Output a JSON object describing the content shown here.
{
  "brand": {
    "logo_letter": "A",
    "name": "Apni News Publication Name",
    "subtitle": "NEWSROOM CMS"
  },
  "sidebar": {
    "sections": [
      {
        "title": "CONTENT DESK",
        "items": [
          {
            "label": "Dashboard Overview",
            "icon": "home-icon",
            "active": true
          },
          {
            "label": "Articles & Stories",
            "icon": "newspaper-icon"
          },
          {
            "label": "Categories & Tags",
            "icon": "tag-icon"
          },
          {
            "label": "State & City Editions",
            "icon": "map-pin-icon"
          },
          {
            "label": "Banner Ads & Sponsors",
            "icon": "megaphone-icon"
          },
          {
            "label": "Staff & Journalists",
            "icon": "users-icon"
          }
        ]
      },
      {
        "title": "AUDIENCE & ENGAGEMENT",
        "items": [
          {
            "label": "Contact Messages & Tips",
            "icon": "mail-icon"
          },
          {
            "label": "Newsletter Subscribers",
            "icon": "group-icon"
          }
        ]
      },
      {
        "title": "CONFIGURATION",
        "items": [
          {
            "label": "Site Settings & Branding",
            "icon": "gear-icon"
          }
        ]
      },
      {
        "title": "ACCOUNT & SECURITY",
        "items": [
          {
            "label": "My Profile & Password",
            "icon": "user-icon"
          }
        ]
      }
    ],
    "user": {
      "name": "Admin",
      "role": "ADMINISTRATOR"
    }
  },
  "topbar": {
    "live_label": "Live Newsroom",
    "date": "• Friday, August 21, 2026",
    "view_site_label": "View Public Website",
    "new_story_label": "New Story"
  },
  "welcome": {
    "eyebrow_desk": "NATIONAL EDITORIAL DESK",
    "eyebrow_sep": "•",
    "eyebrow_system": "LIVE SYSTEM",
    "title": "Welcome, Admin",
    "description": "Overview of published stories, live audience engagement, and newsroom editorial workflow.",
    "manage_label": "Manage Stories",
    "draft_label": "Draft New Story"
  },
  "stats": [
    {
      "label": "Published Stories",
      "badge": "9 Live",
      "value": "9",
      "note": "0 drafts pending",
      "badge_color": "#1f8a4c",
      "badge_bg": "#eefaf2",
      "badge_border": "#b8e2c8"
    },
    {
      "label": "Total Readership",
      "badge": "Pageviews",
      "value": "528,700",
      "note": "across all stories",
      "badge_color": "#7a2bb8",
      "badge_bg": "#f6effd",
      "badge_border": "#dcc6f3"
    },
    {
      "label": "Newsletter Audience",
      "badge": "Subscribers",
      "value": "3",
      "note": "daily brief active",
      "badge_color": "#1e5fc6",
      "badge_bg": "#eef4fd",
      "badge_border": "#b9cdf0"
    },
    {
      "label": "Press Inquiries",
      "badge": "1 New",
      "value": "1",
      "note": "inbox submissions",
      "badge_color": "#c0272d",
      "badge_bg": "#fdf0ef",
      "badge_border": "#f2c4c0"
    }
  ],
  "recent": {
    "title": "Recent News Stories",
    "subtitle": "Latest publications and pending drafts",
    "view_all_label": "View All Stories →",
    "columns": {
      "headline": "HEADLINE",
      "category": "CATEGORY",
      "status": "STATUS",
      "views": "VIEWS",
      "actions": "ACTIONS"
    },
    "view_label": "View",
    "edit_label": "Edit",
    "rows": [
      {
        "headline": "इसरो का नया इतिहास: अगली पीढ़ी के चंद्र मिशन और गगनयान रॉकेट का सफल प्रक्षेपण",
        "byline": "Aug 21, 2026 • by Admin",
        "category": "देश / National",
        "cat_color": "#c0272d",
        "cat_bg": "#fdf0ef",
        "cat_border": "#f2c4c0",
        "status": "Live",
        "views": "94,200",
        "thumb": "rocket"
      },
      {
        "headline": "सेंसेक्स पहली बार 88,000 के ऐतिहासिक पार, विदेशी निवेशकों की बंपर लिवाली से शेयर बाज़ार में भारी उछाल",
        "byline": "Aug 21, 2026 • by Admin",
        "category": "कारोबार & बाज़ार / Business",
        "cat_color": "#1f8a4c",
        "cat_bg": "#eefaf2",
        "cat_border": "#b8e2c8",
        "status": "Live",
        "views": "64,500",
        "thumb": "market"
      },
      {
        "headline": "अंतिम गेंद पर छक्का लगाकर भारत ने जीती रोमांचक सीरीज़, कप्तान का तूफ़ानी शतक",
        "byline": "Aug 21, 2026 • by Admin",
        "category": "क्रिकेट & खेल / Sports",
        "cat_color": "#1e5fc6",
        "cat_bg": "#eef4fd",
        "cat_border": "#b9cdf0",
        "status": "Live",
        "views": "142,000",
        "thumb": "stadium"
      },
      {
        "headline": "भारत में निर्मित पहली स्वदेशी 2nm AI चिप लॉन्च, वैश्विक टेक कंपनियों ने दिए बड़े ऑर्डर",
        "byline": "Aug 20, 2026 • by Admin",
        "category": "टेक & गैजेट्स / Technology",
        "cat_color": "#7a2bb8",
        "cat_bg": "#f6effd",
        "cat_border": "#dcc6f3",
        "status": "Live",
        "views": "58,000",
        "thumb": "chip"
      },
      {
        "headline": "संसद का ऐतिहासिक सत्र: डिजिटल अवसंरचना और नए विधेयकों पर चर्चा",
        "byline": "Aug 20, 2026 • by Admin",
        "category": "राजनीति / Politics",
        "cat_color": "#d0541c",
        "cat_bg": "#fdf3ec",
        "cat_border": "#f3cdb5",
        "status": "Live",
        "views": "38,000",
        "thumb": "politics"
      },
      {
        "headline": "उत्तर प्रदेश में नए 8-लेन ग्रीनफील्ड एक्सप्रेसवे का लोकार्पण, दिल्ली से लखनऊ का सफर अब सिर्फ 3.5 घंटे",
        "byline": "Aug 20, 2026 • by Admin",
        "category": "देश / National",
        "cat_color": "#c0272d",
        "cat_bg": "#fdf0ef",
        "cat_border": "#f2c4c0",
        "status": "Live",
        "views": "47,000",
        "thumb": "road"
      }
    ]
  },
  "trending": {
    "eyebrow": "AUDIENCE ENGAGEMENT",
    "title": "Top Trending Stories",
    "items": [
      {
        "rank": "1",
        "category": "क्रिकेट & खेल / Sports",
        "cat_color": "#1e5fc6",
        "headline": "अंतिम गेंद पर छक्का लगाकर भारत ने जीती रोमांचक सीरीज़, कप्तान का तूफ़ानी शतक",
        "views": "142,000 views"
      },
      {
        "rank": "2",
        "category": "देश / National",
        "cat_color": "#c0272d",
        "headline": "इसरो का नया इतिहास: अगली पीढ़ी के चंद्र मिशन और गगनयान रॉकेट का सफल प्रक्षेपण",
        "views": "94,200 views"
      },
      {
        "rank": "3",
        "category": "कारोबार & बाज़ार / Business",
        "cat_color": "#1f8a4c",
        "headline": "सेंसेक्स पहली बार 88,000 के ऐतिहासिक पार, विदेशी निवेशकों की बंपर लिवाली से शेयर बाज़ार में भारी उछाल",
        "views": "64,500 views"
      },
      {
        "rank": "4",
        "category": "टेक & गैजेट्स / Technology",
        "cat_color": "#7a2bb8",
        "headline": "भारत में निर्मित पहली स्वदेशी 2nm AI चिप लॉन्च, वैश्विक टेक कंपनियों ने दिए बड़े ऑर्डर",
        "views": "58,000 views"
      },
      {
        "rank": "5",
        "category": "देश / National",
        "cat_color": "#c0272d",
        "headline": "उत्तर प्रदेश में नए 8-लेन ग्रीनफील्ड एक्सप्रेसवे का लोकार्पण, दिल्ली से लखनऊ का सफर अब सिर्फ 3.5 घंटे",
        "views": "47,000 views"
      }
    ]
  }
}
┄┄┄┄┄┄┄┄┄┄
Given problem:
Give nothing but the count of lines in the listing above that hold the string "thumb".

Right answer:
6